** Your task **
Restate each line word for word. Leave out every picture.

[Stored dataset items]
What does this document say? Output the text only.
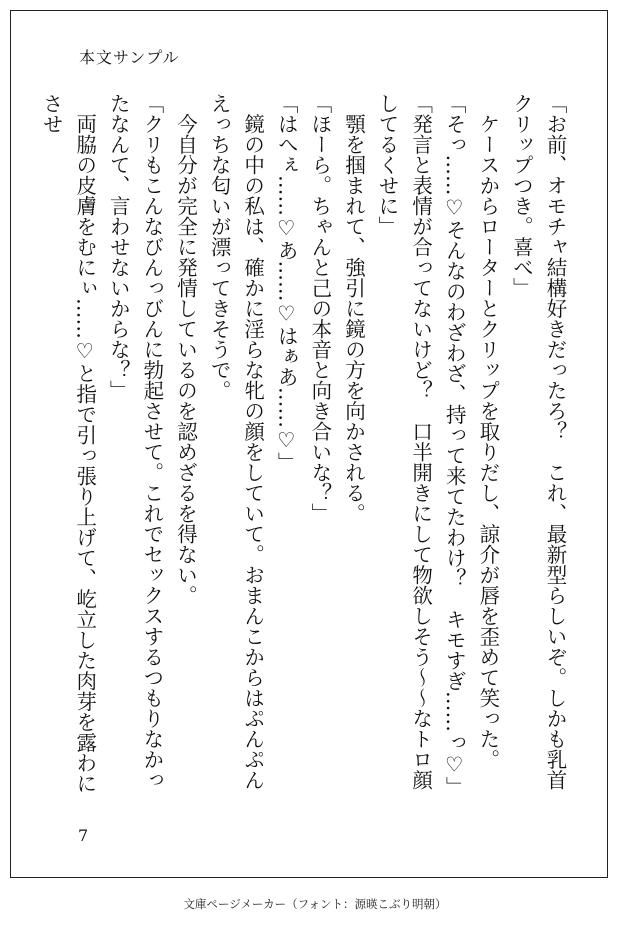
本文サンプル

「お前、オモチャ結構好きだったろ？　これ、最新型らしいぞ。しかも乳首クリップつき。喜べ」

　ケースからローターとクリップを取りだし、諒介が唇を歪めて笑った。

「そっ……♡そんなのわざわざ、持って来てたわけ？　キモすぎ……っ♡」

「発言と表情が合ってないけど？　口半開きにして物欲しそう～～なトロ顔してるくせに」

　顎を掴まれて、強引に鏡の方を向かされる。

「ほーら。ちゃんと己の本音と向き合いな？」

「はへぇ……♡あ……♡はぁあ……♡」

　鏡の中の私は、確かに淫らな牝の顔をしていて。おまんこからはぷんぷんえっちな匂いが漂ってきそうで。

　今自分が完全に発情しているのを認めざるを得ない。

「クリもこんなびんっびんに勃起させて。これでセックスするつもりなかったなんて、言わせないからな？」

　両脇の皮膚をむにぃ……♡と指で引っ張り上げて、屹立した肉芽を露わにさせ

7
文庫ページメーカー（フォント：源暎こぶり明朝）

** Expected answer **
What does this document say? Output the text only.
本文サンプル

「お前、オモチャ結構好きだったろ？　これ、最新型らしいぞ。しかも乳首クリップつき。喜べ」

　ケースからローターとクリップを取りだし、諒介が唇を歪めて笑った。

「そっ……♡そんなのわざわざ、持って来てたわけ？　キモすぎ……っ♡」

「発言と表情が合ってないけど？　口半開きにして物欲しそう～～なトロ顔してるくせに」

　顎を掴まれて、強引に鏡の方を向かされる。

「ほーら。ちゃんと己の本音と向き合いな？」

「はへぇ……♡あ……♡はぁあ……♡」

　鏡の中の私は、確かに淫らな牝の顔をしていて。おまんこからはぷんぷんえっちな匂いが漂ってきそうで。

　今自分が完全に発情しているのを認めざるを得ない。

「クリもこんなびんっびんに勃起させて。これでセックスするつもりなかったなんて、言わせないからな？」

　両脇の皮膚をむにぃ……♡と指で引っ張り上げて、屹立した肉芽を露わにさせ

7
文庫ページメーカー（フォント：源暎こぶり明朝）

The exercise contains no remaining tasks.